Pull out every line with the word "φstyle".
## Start
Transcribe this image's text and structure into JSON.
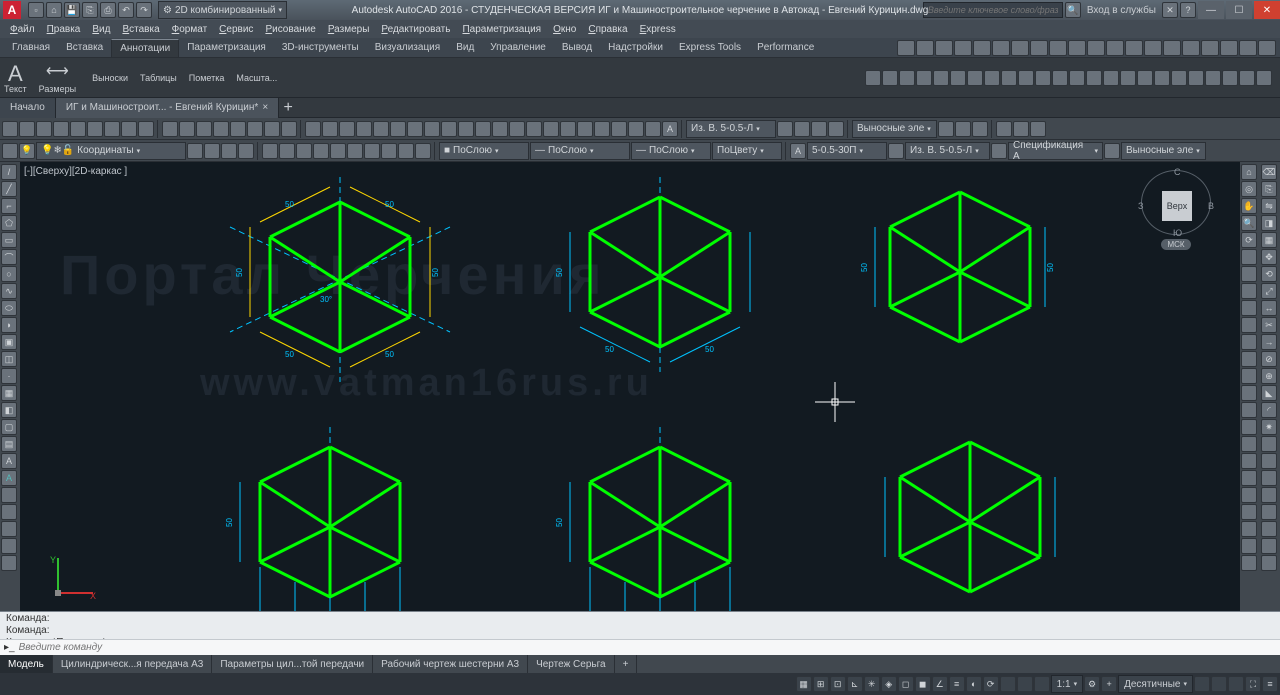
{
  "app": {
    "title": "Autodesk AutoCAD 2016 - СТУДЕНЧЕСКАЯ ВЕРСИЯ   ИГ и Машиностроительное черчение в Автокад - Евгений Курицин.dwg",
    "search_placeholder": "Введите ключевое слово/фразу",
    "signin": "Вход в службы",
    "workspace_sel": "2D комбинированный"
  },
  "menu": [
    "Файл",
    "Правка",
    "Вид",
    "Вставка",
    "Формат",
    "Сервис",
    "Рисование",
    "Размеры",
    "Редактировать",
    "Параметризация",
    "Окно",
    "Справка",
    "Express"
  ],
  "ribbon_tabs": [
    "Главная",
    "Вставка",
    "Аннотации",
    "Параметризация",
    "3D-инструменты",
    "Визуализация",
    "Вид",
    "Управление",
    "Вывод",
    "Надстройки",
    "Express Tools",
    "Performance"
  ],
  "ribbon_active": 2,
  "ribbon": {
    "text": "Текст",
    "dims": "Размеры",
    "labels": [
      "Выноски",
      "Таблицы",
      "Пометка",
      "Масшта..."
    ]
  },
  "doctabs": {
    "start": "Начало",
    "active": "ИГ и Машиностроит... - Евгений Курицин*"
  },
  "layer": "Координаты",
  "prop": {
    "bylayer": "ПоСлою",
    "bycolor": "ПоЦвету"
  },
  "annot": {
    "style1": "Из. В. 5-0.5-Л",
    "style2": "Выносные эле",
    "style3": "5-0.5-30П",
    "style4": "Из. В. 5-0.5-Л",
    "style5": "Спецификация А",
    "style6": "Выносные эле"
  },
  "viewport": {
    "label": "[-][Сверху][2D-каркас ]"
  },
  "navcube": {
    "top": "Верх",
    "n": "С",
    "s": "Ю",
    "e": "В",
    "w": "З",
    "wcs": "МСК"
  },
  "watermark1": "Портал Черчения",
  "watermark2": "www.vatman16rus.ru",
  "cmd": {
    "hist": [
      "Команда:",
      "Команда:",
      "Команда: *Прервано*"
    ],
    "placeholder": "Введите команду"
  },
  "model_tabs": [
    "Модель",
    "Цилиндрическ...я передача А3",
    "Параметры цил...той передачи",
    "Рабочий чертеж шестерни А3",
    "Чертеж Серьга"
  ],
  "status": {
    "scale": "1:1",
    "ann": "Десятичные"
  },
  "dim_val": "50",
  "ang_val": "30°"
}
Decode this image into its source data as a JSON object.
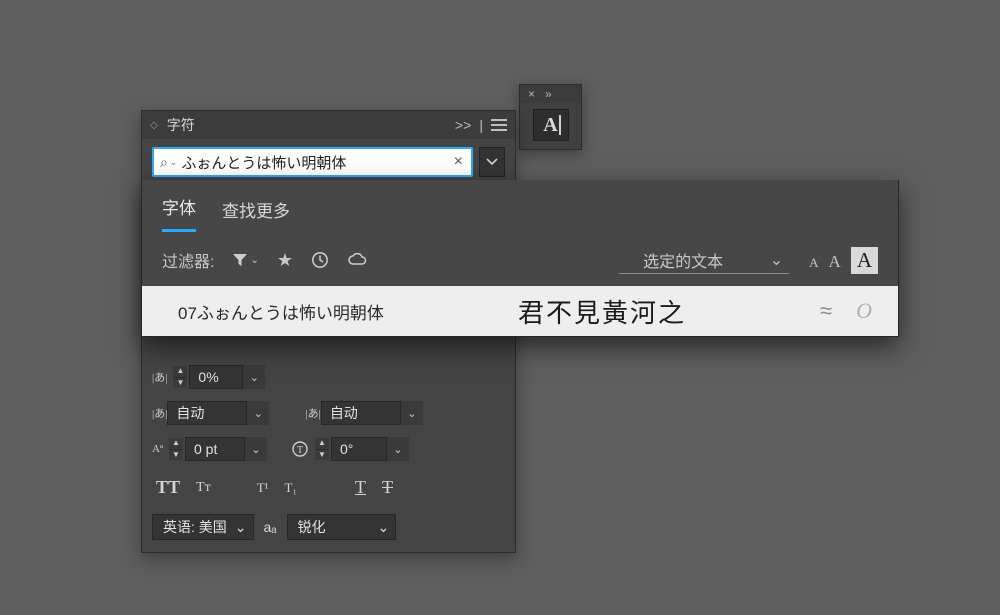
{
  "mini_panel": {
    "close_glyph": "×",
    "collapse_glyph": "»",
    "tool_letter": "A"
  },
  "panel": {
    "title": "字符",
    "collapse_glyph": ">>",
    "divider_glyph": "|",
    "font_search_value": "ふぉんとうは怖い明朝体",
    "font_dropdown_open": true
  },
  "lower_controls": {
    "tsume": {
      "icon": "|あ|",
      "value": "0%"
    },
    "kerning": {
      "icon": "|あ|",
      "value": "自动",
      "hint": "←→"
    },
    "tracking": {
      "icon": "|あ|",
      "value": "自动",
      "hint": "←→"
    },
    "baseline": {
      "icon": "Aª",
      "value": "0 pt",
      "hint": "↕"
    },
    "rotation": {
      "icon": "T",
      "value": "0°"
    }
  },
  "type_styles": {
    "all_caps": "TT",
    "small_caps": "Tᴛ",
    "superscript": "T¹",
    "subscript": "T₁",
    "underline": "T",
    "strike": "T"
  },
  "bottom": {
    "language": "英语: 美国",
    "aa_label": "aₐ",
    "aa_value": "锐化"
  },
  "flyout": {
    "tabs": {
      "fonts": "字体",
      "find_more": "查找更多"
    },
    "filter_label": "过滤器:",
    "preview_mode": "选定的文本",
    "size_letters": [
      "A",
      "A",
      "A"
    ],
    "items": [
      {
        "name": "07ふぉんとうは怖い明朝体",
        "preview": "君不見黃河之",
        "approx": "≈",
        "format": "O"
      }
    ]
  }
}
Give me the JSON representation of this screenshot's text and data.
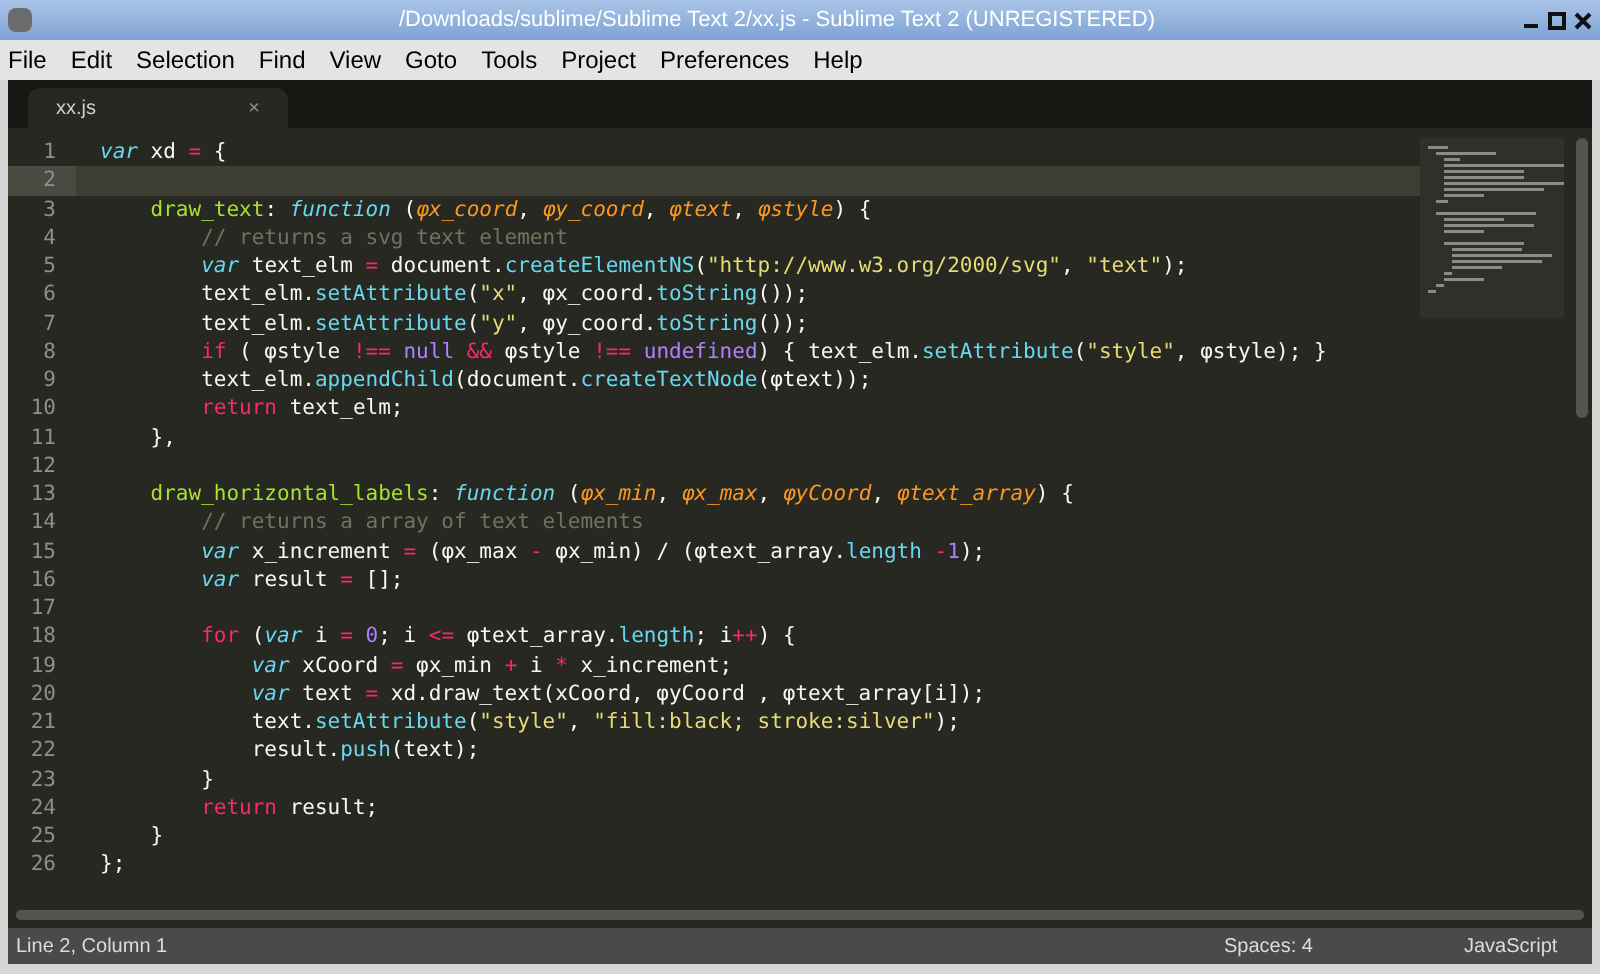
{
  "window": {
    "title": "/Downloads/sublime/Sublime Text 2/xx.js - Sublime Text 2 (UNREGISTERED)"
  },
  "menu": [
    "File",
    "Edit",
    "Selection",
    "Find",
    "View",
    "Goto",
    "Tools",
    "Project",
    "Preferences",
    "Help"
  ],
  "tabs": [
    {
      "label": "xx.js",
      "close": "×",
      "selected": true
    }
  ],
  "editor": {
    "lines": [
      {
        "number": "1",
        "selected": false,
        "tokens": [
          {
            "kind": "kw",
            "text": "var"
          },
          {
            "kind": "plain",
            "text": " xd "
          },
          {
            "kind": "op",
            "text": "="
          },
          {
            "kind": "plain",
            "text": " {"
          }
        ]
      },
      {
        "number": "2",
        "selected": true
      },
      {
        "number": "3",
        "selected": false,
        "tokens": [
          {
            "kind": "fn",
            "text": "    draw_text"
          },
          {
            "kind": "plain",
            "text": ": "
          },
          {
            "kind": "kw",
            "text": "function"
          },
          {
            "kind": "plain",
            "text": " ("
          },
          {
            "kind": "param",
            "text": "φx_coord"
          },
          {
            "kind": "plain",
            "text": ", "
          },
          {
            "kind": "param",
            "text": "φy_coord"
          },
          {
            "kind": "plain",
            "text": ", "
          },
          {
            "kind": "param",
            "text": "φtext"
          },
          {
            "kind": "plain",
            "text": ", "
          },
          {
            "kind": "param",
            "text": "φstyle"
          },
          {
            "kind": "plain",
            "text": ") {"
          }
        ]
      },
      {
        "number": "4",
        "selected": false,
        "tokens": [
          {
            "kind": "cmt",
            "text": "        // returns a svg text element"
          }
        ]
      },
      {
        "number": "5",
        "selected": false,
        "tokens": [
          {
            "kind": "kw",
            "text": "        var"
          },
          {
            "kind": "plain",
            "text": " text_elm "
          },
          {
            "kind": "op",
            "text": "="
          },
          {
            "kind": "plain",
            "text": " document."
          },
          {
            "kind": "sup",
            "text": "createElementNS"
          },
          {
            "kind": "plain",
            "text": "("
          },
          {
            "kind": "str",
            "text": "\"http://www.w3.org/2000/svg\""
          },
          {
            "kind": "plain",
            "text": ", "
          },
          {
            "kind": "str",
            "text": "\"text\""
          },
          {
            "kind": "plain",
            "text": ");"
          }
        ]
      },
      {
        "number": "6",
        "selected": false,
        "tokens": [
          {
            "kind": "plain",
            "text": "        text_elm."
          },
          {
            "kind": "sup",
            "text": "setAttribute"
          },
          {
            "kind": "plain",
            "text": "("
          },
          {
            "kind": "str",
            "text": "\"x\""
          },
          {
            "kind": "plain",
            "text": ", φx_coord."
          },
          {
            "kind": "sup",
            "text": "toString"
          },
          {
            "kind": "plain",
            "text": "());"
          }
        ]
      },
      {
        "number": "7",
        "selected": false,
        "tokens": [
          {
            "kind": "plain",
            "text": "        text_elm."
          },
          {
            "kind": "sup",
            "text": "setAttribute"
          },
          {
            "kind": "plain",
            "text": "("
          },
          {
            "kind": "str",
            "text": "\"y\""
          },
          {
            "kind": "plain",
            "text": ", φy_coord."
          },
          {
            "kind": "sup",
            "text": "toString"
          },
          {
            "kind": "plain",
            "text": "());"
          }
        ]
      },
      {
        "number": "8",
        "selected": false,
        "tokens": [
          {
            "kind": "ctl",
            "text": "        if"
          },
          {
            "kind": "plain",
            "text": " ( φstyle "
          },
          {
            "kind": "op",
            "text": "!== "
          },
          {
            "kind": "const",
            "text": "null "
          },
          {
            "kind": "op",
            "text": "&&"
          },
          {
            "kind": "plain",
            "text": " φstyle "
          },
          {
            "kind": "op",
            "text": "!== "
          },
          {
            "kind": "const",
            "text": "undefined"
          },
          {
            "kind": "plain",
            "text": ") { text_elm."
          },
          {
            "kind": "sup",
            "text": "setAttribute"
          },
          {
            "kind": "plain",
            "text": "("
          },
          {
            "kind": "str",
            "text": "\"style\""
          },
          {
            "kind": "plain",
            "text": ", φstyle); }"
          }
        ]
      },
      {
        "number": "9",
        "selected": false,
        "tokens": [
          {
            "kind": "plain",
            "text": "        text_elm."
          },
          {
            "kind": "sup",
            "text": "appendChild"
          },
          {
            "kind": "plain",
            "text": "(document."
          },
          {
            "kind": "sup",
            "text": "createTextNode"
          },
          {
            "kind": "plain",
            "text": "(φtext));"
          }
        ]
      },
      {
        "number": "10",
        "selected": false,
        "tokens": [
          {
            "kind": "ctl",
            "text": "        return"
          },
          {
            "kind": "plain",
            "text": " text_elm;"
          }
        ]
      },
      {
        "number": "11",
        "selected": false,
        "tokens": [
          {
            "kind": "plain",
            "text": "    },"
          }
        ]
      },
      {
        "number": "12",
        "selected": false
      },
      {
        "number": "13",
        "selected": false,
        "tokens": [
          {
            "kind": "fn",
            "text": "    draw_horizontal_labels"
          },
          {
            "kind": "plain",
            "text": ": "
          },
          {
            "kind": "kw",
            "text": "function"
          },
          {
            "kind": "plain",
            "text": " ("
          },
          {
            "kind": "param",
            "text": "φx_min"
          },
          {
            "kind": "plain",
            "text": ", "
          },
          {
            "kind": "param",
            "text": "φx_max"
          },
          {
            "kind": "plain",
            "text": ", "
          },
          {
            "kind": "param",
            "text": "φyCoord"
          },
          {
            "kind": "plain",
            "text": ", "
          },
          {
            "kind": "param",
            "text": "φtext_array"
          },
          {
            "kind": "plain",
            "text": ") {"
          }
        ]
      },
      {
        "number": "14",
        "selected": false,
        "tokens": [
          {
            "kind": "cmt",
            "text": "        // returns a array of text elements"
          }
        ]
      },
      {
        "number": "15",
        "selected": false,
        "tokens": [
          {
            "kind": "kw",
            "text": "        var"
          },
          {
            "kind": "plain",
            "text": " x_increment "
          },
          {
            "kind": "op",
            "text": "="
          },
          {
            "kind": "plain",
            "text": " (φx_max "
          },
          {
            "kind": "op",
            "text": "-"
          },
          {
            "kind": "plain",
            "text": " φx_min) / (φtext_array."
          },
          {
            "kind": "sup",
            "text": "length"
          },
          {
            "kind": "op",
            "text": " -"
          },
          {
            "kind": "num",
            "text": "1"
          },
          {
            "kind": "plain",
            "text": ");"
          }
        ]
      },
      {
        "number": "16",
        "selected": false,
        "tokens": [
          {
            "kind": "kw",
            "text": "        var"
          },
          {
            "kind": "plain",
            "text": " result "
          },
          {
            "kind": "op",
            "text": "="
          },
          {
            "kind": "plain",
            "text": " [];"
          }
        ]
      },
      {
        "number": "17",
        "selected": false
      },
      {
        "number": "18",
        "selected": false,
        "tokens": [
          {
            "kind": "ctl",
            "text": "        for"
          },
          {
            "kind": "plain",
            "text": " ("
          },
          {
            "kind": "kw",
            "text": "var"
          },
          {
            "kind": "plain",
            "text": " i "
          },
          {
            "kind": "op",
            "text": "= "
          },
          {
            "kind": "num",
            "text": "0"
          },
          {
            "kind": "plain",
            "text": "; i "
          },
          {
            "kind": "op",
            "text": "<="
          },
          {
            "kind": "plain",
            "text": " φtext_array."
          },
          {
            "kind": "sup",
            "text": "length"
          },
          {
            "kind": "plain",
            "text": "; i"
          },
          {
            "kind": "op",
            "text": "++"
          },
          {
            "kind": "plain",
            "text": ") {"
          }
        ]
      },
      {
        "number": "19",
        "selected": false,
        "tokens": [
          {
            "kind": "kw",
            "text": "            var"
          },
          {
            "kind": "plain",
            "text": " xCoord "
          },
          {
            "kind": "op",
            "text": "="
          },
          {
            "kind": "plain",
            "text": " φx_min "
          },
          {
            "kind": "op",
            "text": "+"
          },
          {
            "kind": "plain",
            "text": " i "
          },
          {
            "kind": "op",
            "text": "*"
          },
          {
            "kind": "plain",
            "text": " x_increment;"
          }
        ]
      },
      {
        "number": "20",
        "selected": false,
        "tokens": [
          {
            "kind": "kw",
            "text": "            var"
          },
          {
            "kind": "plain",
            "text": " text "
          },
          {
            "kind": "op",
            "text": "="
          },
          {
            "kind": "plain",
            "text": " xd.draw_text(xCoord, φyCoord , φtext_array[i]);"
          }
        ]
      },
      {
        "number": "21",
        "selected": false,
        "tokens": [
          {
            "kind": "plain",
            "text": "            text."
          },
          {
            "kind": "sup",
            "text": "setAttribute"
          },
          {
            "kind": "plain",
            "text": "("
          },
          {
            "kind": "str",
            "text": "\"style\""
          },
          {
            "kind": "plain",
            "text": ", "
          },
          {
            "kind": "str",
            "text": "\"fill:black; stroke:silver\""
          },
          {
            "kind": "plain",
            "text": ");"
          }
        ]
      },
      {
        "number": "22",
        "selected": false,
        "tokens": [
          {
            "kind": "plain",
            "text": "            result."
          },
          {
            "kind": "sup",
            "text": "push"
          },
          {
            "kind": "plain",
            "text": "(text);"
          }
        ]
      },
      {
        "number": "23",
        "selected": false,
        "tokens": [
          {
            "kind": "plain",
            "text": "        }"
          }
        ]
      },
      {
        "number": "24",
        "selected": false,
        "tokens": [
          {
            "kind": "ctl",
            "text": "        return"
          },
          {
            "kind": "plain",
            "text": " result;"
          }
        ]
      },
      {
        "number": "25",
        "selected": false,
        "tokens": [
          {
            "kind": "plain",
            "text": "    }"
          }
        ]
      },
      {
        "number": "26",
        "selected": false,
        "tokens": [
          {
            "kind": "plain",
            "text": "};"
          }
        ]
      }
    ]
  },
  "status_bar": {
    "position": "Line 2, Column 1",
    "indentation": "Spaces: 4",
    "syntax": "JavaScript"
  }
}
## End
• FINAL ANSWER:
            "text": "φstyle"
            "text": " ( φstyle "
            "text": " φstyle "
            "text": ", φstyle); }"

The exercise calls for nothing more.